§ Entries with figure data:
————————

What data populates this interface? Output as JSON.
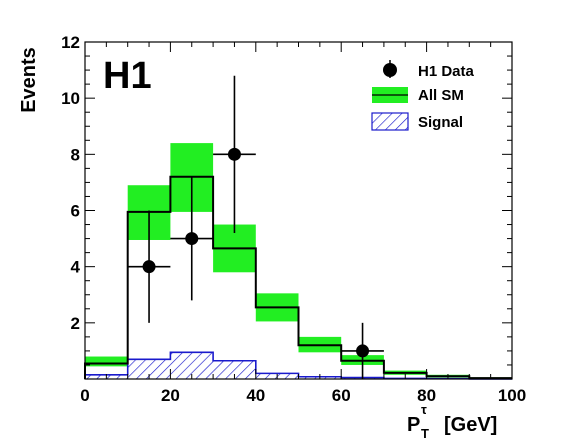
{
  "chart_data": {
    "type": "bar",
    "logo": "H1",
    "xlabel": "P",
    "xlabel_sup": "τ",
    "xlabel_sub": "T",
    "xlabel_unit": "[GeV]",
    "ylabel": "Events",
    "xlim": [
      0,
      100
    ],
    "ylim": [
      0,
      12
    ],
    "x_ticks": [
      0,
      20,
      40,
      60,
      80,
      100
    ],
    "y_ticks": [
      2,
      4,
      6,
      8,
      10,
      12
    ],
    "bin_edges": [
      0,
      10,
      20,
      30,
      40,
      50,
      60,
      70,
      80,
      90,
      100
    ],
    "legend_position": "top-right",
    "series": [
      {
        "name": "H1 Data",
        "style": "points",
        "color": "#000000",
        "x": [
          15,
          25,
          35,
          65
        ],
        "y": [
          4,
          5,
          8,
          1
        ],
        "x_err": 5,
        "y_err_low": [
          2,
          2.2,
          2.8,
          1
        ],
        "y_err_high": [
          2,
          2.2,
          2.8,
          1
        ]
      },
      {
        "name": "All SM",
        "style": "histogram-with-band",
        "line_color": "#000000",
        "band_color": "#22ee22",
        "values": [
          0.55,
          5.95,
          7.2,
          4.65,
          2.55,
          1.2,
          0.65,
          0.22,
          0.1,
          0.03
        ],
        "band_low": [
          0.45,
          4.95,
          5.95,
          3.8,
          2.05,
          0.95,
          0.5,
          0.15,
          0.05,
          0.0
        ],
        "band_high": [
          0.8,
          6.9,
          8.4,
          5.5,
          3.05,
          1.5,
          0.85,
          0.3,
          0.15,
          0.06
        ]
      },
      {
        "name": "Signal",
        "style": "hatched-histogram",
        "color": "#1a1acc",
        "values": [
          0.15,
          0.7,
          0.95,
          0.65,
          0.2,
          0.08,
          0.05,
          0.02,
          0.01,
          0.0
        ]
      }
    ]
  }
}
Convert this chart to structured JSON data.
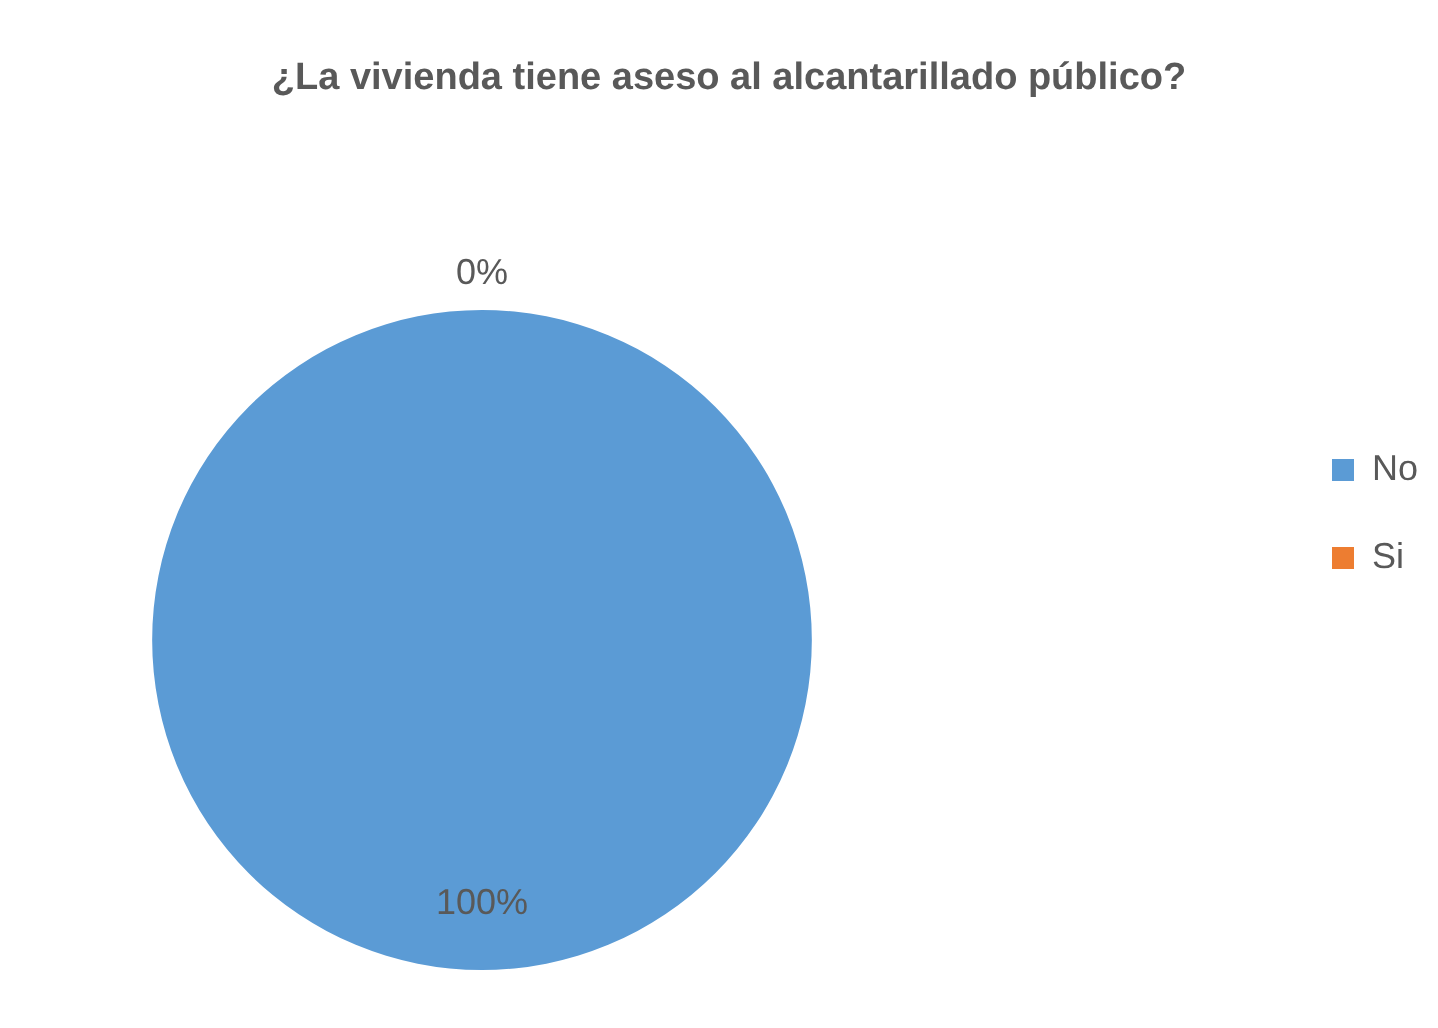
{
  "chart_data": {
    "type": "pie",
    "title": "¿La vivienda tiene aseso al alcantarillado público?",
    "categories": [
      "No",
      "Si"
    ],
    "values": [
      100,
      0
    ],
    "value_labels": [
      "100%",
      "0%"
    ],
    "colors": [
      "#5b9bd5",
      "#ed7d31"
    ],
    "legend": "right"
  }
}
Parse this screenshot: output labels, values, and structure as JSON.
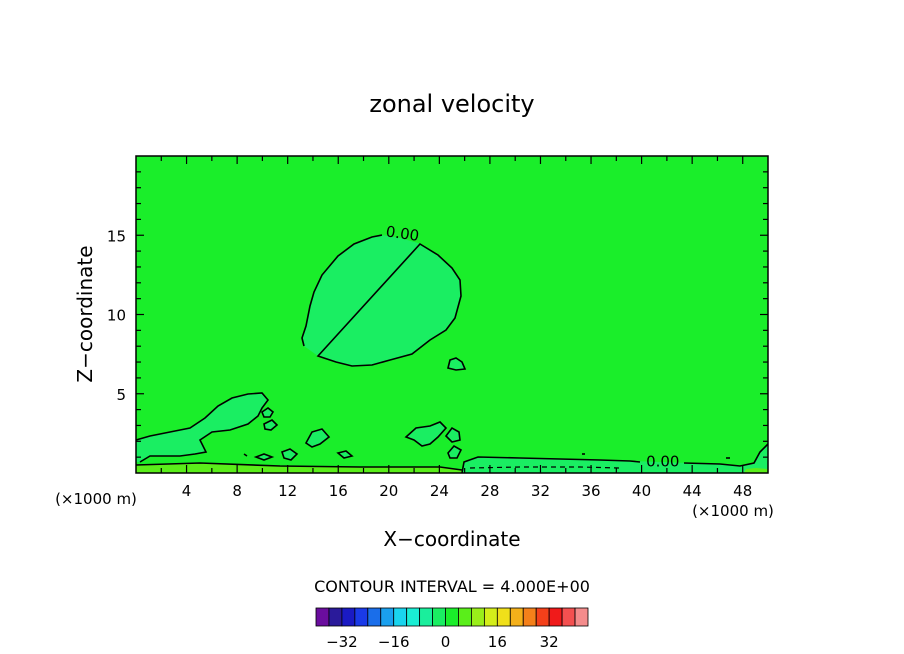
{
  "chart_data": {
    "type": "heatmap",
    "title": "zonal velocity",
    "xlabel": "X−coordinate",
    "ylabel": "Z−coordinate",
    "x_unit_left": "(×1000 m)",
    "x_unit_right": "(×1000 m)",
    "xlim": [
      0,
      50
    ],
    "ylim": [
      0,
      20
    ],
    "xticks": [
      4,
      8,
      12,
      16,
      20,
      24,
      28,
      32,
      36,
      40,
      44,
      48
    ],
    "yticks": [
      5,
      10,
      15
    ],
    "contour_labels": [
      {
        "text": "0.00",
        "x": 20.7,
        "y": 14.8
      },
      {
        "text": "0.00",
        "x": 41.7,
        "y": 0.4
      }
    ],
    "contour_interval_text": "CONTOUR INTERVAL = 4.000E+00",
    "colorbar": {
      "levels": [
        -36,
        -32,
        -28,
        -24,
        -20,
        -16,
        -12,
        -8,
        -4,
        0,
        4,
        8,
        12,
        16,
        20,
        24,
        28,
        32,
        36
      ],
      "tick_labels": [
        "−32",
        "−16",
        "0",
        "16",
        "32"
      ],
      "tick_values": [
        -32,
        -16,
        0,
        16,
        32
      ],
      "colors": [
        "#6a0d9e",
        "#2a1a9a",
        "#1a1ac4",
        "#1a3ae8",
        "#1a6eea",
        "#1aa0ee",
        "#1ad4ee",
        "#1aeed4",
        "#1aee9c",
        "#1aee62",
        "#1aee2a",
        "#5aee1a",
        "#9aee1a",
        "#d4ee1a",
        "#f0e01a",
        "#f4b01a",
        "#f4801a",
        "#f4401a",
        "#f01a1a",
        "#f45050",
        "#f48c8c"
      ]
    },
    "background_color": "#1aee2a",
    "region_color": "#1aee62",
    "band_color": "#5aee1a"
  }
}
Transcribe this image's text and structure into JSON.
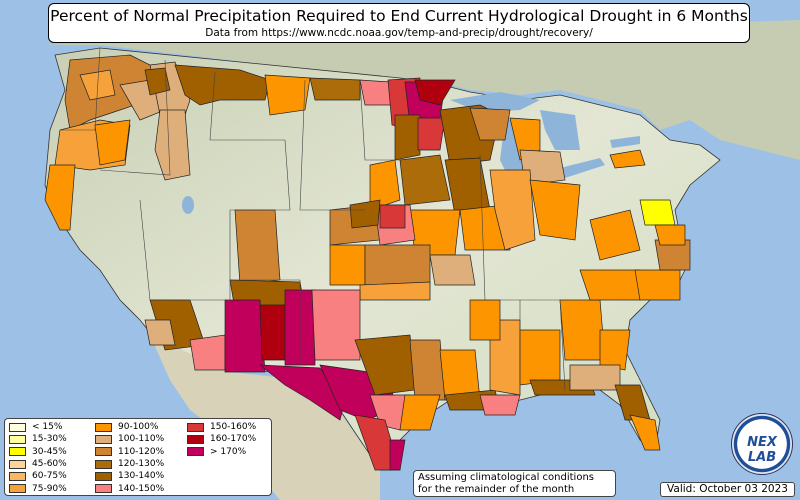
{
  "title": "Percent of Normal Precipitation Required to End Current Hydrological Drought in 6 Months",
  "subtitle": "Data from https://www.ncdc.noaa.gov/temp-and-precip/drought/recovery/",
  "legend": [
    {
      "label": "< 15%",
      "color": "#ffffe0"
    },
    {
      "label": "15-30%",
      "color": "#ffffa0"
    },
    {
      "label": "30-45%",
      "color": "#ffff00"
    },
    {
      "label": "45-60%",
      "color": "#fcd39b"
    },
    {
      "label": "60-75%",
      "color": "#fbb563"
    },
    {
      "label": "75-90%",
      "color": "#f7a13a"
    },
    {
      "label": "90-100%",
      "color": "#fd9500"
    },
    {
      "label": "100-110%",
      "color": "#dfaf7b"
    },
    {
      "label": "110-120%",
      "color": "#cf8434"
    },
    {
      "label": "120-130%",
      "color": "#ac6c0a"
    },
    {
      "label": "130-140%",
      "color": "#a06000"
    },
    {
      "label": "140-150%",
      "color": "#f98080"
    },
    {
      "label": "150-160%",
      "color": "#d83838"
    },
    {
      "label": "160-170%",
      "color": "#b00010"
    },
    {
      "label": "> 170%",
      "color": "#c0005a"
    }
  ],
  "note_line1": "Assuming climatological conditions",
  "note_line2": "for the remainder of the month",
  "valid": "Valid: October 03 2023",
  "logo_text": "NEXLAB",
  "colors": {
    "ocean": "#9dc1e6",
    "land": "#dde3cc",
    "lakes": "#8fb4da"
  }
}
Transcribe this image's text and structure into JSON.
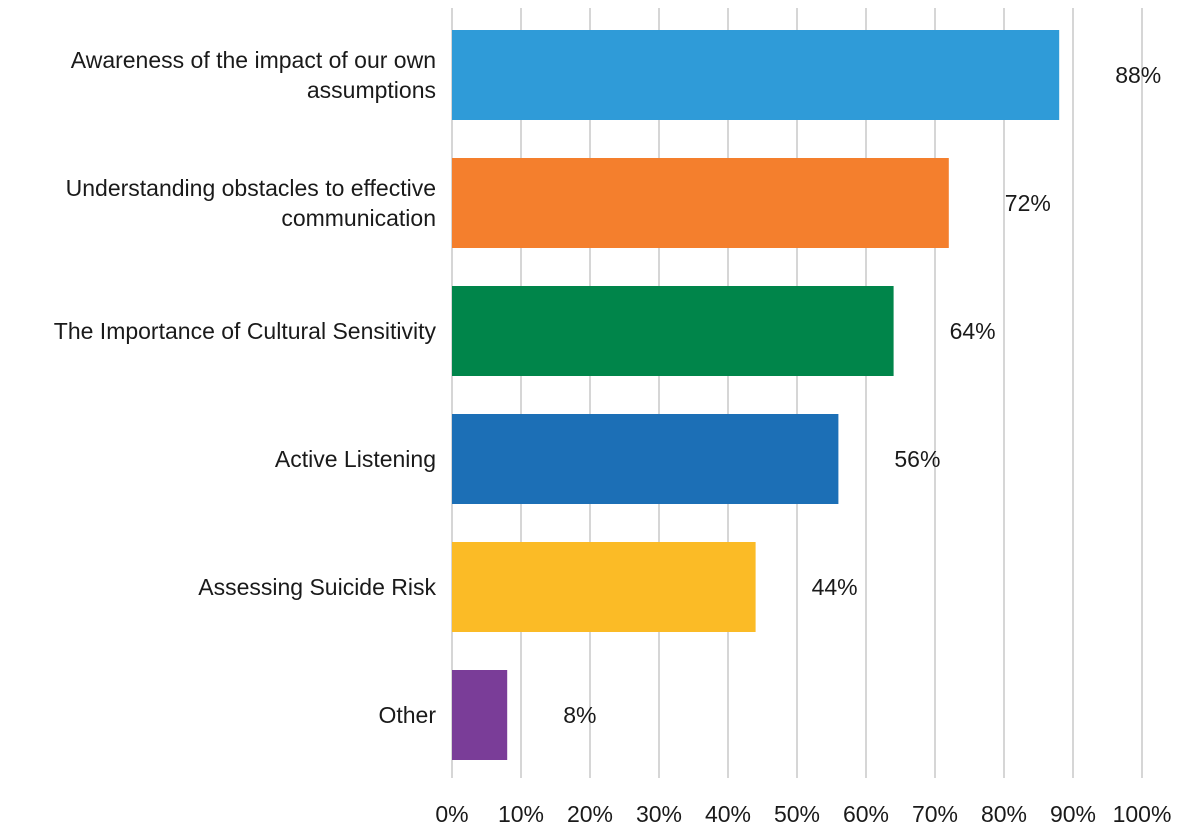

————————

§ SHORT PROBLEM: Leave the pictures out and copy the rest of the data exactly.

§ TASK OUTPUT:
What data populates this interface? Output as JSON.
{
  "chart_data": {
    "type": "bar",
    "logo": "H1",
    "xlabel": "P",
    "xlabel_sup": "τ",
    "xlabel_sub": "T",
    "xlabel_unit": "[GeV]",
    "ylabel": "Events",
    "xlim": [
      0,
      100
    ],
    "ylim": [
      0,
      12
    ],
    "x_ticks": [
      0,
      20,
      40,
      60,
      80,
      100
    ],
    "y_ticks": [
      2,
      4,
      6,
      8,
      10,
      12
    ],
    "bin_edges": [
      0,
      10,
      20,
      30,
      40,
      50,
      60,
      70,
      80,
      90,
      100
    ],
    "legend_position": "top-right",
    "series": [
      {
        "name": "H1 Data",
        "style": "points",
        "color": "#000000",
        "x": [
          15,
          25,
          35,
          65
        ],
        "y": [
          4,
          5,
          8,
          1
        ],
        "x_err": 5,
        "y_err_low": [
          2,
          2.2,
          2.8,
          1
        ],
        "y_err_high": [
          2,
          2.2,
          2.8,
          1
        ]
      },
      {
        "name": "All SM",
        "style": "histogram-with-band",
        "line_color": "#000000",
        "band_color": "#22ee22",
        "values": [
          0.55,
          5.95,
          7.2,
          4.65,
          2.55,
          1.2,
          0.65,
          0.22,
          0.1,
          0.03
        ],
        "band_low": [
          0.45,
          4.95,
          5.95,
          3.8,
          2.05,
          0.95,
          0.5,
          0.15,
          0.05,
          0.0
        ],
        "band_high": [
          0.8,
          6.9,
          8.4,
          5.5,
          3.05,
          1.5,
          0.85,
          0.3,
          0.15,
          0.06
        ]
      },
      {
        "name": "Signal",
        "style": "hatched-histogram",
        "color": "#1a1acc",
        "values": [
          0.15,
          0.7,
          0.95,
          0.65,
          0.2,
          0.08,
          0.05,
          0.02,
          0.01,
          0.0
        ]
      }
    ]
  }
}
Convert this chart to structured JSON data.
{
  "chart_data": {
    "type": "pie",
    "title": "¿La vivienda tiene aseso al alcantarillado público?",
    "categories": [
      "No",
      "Si"
    ],
    "values": [
      100,
      0
    ],
    "value_labels": [
      "100%",
      "0%"
    ],
    "colors": [
      "#5b9bd5",
      "#ed7d31"
    ],
    "legend": "right"
  }
}
Parse this screenshot: output labels, values, and structure as JSON.
{
  "chart_data": {
    "type": "heatmap",
    "title": "zonal velocity",
    "xlabel": "X−coordinate",
    "ylabel": "Z−coordinate",
    "x_unit_left": "(×1000 m)",
    "x_unit_right": "(×1000 m)",
    "xlim": [
      0,
      50
    ],
    "ylim": [
      0,
      20
    ],
    "xticks": [
      4,
      8,
      12,
      16,
      20,
      24,
      28,
      32,
      36,
      40,
      44,
      48
    ],
    "yticks": [
      5,
      10,
      15
    ],
    "contour_labels": [
      {
        "text": "0.00",
        "x": 20.7,
        "y": 14.8
      },
      {
        "text": "0.00",
        "x": 41.7,
        "y": 0.4
      }
    ],
    "contour_interval_text": "CONTOUR INTERVAL = 4.000E+00",
    "colorbar": {
      "levels": [
        -36,
        -32,
        -28,
        -24,
        -20,
        -16,
        -12,
        -8,
        -4,
        0,
        4,
        8,
        12,
        16,
        20,
        24,
        28,
        32,
        36
      ],
      "tick_labels": [
        "−32",
        "−16",
        "0",
        "16",
        "32"
      ],
      "tick_values": [
        -32,
        -16,
        0,
        16,
        32
      ],
      "colors": [
        "#6a0d9e",
        "#2a1a9a",
        "#1a1ac4",
        "#1a3ae8",
        "#1a6eea",
        "#1aa0ee",
        "#1ad4ee",
        "#1aeed4",
        "#1aee9c",
        "#1aee62",
        "#1aee2a",
        "#5aee1a",
        "#9aee1a",
        "#d4ee1a",
        "#f0e01a",
        "#f4b01a",
        "#f4801a",
        "#f4401a",
        "#f01a1a",
        "#f45050",
        "#f48c8c"
      ]
    },
    "background_color": "#1aee2a",
    "region_color": "#1aee62",
    "band_color": "#5aee1a"
  }
}
Transcribe this image's text and structure into JSON.
{
  "title": "Percent of Normal Precipitation Required to End Current Hydrological Drought in 6 Months",
  "subtitle": "Data from https://www.ncdc.noaa.gov/temp-and-precip/drought/recovery/",
  "legend": [
    {
      "label": "< 15%",
      "color": "#ffffe0"
    },
    {
      "label": "15-30%",
      "color": "#ffffa0"
    },
    {
      "label": "30-45%",
      "color": "#ffff00"
    },
    {
      "label": "45-60%",
      "color": "#fcd39b"
    },
    {
      "label": "60-75%",
      "color": "#fbb563"
    },
    {
      "label": "75-90%",
      "color": "#f7a13a"
    },
    {
      "label": "90-100%",
      "color": "#fd9500"
    },
    {
      "label": "100-110%",
      "color": "#dfaf7b"
    },
    {
      "label": "110-120%",
      "color": "#cf8434"
    },
    {
      "label": "120-130%",
      "color": "#ac6c0a"
    },
    {
      "label": "130-140%",
      "color": "#a06000"
    },
    {
      "label": "140-150%",
      "color": "#f98080"
    },
    {
      "label": "150-160%",
      "color": "#d83838"
    },
    {
      "label": "160-170%",
      "color": "#b00010"
    },
    {
      "label": "> 170%",
      "color": "#c0005a"
    }
  ],
  "note_line1": "Assuming climatological conditions",
  "note_line2": "for the remainder of the month",
  "valid": "Valid: October 03 2023",
  "logo_text": "NEXLAB",
  "colors": {
    "ocean": "#9dc1e6",
    "land": "#dde3cc",
    "lakes": "#8fb4da"
  }
}
Transcribe this image's text and structure into JSON.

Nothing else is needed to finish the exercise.